Source data:
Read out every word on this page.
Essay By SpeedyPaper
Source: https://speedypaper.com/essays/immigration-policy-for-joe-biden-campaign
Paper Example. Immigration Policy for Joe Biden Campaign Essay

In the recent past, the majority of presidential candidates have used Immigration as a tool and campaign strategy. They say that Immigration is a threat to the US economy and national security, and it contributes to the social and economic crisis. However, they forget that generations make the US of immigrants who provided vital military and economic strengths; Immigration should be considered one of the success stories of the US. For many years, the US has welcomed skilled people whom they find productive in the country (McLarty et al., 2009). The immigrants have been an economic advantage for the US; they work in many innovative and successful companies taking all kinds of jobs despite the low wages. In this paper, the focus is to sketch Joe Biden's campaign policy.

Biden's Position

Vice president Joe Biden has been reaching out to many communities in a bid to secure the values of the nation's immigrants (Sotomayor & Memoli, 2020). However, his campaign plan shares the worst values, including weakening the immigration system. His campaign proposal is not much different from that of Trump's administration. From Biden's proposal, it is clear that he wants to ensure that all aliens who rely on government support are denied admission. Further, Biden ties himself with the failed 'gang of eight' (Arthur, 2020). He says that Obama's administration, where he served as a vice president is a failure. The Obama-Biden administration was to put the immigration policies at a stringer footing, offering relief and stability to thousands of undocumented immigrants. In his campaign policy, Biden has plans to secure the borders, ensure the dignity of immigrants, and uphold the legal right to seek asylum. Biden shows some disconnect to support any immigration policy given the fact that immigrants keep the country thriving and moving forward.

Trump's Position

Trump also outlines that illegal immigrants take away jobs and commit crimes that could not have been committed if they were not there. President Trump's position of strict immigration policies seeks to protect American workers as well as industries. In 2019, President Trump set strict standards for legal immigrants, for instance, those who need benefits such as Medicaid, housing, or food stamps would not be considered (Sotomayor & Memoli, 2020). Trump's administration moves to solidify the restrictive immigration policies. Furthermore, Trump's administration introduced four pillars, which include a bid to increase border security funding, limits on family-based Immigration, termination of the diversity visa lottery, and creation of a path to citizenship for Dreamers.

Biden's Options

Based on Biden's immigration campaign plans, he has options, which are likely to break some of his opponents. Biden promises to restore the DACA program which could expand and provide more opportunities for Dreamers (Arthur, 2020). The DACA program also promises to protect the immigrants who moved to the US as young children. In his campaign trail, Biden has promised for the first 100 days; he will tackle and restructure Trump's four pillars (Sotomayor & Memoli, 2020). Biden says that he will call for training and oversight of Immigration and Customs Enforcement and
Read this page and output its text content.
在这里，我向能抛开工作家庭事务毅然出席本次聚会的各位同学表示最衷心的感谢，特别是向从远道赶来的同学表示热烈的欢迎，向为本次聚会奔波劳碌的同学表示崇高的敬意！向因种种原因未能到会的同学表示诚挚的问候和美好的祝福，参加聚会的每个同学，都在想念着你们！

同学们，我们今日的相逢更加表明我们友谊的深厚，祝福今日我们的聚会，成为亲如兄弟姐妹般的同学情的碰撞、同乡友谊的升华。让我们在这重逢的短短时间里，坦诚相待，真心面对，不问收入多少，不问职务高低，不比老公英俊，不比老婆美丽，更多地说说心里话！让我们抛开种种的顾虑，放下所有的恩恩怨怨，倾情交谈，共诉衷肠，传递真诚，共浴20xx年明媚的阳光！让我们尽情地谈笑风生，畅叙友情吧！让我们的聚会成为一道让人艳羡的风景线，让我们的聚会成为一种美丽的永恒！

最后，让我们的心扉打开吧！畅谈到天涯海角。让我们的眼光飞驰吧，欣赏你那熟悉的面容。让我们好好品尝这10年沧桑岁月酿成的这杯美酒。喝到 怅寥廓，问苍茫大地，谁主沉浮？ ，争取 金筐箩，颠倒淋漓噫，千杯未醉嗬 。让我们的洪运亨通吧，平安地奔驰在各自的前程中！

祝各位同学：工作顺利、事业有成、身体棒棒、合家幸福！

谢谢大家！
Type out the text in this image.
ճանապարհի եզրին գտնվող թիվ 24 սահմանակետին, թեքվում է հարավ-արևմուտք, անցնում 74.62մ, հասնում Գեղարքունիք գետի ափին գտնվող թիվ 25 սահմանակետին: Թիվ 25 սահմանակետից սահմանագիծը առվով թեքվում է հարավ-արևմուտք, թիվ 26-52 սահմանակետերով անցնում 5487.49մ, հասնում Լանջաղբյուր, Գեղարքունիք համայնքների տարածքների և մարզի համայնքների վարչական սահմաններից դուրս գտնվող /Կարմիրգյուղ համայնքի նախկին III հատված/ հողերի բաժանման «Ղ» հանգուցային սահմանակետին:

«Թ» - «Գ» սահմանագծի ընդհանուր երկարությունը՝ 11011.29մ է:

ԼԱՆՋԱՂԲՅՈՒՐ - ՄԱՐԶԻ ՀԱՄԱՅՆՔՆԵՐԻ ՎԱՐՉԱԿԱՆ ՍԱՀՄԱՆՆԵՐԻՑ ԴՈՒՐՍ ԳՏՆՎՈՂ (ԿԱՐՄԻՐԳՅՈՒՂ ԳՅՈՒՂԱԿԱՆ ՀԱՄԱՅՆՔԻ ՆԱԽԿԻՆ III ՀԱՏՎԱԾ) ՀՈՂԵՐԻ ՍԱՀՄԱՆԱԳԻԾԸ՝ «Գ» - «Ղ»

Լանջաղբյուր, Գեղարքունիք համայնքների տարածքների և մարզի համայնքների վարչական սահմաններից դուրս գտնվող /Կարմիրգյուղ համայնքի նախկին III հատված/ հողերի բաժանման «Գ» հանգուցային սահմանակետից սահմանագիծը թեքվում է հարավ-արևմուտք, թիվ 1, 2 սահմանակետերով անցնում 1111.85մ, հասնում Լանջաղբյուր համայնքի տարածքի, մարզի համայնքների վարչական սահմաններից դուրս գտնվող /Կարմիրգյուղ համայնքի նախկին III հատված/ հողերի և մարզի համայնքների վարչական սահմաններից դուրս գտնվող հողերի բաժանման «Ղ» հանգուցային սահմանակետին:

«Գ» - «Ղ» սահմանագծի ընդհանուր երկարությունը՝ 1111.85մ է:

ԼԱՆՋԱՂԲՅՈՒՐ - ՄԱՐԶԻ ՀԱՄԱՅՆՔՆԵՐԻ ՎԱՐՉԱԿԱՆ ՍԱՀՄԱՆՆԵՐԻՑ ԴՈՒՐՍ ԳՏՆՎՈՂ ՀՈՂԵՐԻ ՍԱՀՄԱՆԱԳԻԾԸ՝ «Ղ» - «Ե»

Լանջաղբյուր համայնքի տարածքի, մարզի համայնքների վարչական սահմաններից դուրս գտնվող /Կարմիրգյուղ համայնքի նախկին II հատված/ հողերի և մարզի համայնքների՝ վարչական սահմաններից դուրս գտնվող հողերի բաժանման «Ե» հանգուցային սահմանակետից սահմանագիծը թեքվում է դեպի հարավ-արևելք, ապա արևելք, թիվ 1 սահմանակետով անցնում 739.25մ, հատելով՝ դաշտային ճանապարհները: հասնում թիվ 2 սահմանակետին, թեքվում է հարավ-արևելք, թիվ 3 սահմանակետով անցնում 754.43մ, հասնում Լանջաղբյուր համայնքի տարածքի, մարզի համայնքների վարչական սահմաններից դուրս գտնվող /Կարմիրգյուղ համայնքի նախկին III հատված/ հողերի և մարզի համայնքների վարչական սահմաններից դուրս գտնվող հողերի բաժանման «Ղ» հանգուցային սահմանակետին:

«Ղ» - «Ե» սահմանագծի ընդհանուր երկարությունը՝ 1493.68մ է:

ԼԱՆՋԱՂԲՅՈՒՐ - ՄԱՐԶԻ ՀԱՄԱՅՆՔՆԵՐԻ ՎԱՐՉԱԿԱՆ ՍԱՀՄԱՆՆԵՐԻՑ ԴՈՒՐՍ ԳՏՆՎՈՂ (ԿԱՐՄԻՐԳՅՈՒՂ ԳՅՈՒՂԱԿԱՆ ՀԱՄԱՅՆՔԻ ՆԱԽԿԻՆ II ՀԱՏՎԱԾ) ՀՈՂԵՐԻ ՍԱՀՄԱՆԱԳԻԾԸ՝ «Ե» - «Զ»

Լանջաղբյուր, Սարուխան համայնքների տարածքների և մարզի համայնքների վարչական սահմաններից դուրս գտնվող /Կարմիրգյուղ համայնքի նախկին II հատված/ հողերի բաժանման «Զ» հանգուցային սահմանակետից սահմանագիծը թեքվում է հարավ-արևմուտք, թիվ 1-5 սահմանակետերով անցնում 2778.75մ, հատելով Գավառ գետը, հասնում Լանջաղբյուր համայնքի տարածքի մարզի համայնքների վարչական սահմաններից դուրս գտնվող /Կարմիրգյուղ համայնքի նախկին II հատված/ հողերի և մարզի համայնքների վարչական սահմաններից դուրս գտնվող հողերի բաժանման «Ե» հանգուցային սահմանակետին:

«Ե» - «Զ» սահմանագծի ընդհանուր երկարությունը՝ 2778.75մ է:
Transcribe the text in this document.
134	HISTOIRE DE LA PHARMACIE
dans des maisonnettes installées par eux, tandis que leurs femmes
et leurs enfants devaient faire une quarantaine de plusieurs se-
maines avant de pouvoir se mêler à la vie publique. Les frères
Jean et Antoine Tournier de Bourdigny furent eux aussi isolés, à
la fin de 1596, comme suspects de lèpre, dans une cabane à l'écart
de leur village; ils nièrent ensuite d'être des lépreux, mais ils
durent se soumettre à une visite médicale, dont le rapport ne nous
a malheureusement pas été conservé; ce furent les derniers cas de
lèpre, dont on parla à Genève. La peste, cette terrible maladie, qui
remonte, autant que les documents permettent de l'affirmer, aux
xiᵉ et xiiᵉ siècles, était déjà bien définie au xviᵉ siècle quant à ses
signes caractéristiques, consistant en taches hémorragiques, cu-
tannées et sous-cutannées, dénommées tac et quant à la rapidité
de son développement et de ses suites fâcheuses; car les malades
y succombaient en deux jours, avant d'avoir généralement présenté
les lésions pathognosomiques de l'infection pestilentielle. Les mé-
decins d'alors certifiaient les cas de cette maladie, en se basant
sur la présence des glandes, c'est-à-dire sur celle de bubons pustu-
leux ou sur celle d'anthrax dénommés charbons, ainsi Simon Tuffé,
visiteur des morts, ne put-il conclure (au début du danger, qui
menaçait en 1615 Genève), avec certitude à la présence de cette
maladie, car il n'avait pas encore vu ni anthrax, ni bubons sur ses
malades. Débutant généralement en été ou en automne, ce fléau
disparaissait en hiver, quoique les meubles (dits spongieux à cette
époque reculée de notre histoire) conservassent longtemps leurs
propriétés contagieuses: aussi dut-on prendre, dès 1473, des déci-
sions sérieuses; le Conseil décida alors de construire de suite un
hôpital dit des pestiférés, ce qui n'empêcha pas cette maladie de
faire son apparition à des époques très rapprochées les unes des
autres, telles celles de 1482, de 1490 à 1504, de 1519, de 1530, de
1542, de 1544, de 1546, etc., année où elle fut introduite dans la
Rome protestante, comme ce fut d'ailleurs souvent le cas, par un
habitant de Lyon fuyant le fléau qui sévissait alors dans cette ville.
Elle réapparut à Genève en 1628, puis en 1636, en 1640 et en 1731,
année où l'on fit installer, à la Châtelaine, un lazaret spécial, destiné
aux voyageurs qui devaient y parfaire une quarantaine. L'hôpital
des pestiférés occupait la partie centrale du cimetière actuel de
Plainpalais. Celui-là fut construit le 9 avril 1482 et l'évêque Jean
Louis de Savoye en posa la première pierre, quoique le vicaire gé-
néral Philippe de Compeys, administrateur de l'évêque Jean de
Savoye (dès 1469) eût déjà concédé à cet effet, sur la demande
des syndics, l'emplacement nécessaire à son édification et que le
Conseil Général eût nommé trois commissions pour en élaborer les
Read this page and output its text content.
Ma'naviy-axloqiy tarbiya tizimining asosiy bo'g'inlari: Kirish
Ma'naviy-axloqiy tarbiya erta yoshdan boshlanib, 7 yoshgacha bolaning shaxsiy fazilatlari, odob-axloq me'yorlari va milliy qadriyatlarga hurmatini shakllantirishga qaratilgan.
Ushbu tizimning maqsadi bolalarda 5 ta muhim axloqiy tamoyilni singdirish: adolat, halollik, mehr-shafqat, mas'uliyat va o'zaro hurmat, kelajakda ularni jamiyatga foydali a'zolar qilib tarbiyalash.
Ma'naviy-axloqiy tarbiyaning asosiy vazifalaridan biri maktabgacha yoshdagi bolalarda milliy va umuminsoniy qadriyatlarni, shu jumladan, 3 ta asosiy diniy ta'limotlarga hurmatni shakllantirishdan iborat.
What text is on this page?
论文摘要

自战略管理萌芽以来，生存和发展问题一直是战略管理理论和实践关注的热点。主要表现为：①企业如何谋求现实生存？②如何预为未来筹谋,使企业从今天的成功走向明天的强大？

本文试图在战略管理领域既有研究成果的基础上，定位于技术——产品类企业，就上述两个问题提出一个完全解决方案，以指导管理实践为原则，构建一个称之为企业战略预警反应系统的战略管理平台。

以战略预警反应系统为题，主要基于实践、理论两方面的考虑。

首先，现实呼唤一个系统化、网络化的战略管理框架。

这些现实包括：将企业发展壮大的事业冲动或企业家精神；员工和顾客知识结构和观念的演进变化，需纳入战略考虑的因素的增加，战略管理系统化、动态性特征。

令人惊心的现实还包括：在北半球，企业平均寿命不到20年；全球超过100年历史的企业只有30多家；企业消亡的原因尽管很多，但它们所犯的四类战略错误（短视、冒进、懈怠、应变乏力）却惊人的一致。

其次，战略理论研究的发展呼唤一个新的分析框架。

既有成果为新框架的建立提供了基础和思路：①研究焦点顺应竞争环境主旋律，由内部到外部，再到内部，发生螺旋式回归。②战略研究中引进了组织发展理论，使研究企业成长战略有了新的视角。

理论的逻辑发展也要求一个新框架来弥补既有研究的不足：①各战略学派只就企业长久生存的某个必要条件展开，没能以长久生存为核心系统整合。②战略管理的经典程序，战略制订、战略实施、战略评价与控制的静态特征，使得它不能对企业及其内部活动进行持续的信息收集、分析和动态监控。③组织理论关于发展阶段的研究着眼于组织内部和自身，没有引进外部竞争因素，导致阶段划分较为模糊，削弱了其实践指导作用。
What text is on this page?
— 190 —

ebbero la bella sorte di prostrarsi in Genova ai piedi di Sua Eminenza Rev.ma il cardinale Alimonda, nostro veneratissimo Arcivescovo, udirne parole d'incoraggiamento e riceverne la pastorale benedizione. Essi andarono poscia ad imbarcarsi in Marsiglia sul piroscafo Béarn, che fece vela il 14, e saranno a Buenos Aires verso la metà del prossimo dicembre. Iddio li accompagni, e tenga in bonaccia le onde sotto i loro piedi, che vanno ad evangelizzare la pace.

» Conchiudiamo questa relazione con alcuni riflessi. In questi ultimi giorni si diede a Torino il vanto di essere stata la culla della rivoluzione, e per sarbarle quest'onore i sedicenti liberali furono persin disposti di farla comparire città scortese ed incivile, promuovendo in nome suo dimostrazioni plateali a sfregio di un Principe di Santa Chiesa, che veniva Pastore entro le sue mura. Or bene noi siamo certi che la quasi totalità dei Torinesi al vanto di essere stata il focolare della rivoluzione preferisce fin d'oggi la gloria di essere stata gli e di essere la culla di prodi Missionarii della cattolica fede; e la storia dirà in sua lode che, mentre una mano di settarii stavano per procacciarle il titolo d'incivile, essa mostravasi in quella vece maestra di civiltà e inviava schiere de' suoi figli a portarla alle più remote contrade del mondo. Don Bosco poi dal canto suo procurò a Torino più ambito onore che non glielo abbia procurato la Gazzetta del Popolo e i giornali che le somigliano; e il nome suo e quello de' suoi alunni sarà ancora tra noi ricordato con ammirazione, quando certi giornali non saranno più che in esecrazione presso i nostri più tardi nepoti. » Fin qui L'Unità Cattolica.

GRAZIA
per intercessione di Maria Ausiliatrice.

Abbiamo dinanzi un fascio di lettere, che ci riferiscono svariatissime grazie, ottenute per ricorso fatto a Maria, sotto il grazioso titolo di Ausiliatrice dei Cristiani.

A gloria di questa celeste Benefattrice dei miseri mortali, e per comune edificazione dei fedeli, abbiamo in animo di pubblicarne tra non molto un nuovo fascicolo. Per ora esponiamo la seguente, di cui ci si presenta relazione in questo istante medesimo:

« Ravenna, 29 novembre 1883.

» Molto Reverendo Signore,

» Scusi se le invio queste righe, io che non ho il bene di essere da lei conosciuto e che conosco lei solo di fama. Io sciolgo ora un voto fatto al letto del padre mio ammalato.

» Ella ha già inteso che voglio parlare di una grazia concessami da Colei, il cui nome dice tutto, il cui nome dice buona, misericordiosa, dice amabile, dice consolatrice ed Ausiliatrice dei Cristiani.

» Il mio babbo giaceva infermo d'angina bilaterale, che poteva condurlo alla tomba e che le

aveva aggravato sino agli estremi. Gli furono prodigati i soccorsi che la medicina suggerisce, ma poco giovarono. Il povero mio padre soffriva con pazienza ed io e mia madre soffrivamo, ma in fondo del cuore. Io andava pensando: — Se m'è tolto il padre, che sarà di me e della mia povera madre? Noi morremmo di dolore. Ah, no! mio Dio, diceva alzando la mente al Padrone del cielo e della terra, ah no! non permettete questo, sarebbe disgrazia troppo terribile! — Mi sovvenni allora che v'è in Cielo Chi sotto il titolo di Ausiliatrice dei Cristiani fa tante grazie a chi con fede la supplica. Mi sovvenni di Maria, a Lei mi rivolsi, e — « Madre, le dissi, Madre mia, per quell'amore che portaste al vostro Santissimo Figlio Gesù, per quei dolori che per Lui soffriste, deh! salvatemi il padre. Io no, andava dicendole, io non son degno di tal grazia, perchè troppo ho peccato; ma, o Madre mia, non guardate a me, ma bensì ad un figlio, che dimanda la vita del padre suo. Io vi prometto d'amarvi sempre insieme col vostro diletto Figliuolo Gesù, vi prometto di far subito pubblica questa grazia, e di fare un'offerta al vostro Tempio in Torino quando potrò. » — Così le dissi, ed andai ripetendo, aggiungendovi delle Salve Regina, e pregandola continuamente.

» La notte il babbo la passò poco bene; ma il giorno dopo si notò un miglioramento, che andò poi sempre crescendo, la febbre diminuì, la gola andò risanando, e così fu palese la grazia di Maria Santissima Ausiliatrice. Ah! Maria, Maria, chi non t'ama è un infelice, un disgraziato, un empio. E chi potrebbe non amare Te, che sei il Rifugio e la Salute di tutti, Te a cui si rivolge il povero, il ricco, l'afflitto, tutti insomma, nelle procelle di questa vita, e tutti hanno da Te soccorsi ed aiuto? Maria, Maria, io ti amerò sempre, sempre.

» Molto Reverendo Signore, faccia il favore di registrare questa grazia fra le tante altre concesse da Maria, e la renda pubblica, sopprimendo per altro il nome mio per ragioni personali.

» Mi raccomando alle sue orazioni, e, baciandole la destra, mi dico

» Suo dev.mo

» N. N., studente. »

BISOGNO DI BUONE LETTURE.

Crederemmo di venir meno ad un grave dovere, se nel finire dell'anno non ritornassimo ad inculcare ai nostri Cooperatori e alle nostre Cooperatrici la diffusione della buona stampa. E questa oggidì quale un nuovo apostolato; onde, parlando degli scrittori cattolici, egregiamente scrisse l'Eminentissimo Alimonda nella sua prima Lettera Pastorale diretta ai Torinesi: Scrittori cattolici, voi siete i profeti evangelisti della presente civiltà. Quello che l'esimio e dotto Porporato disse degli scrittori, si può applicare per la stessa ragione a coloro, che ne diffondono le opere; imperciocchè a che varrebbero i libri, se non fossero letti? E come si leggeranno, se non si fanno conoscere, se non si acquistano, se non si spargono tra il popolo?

Set problem:
Only the number is wanted: how many lines above include the word "plans"?

Correct output:
2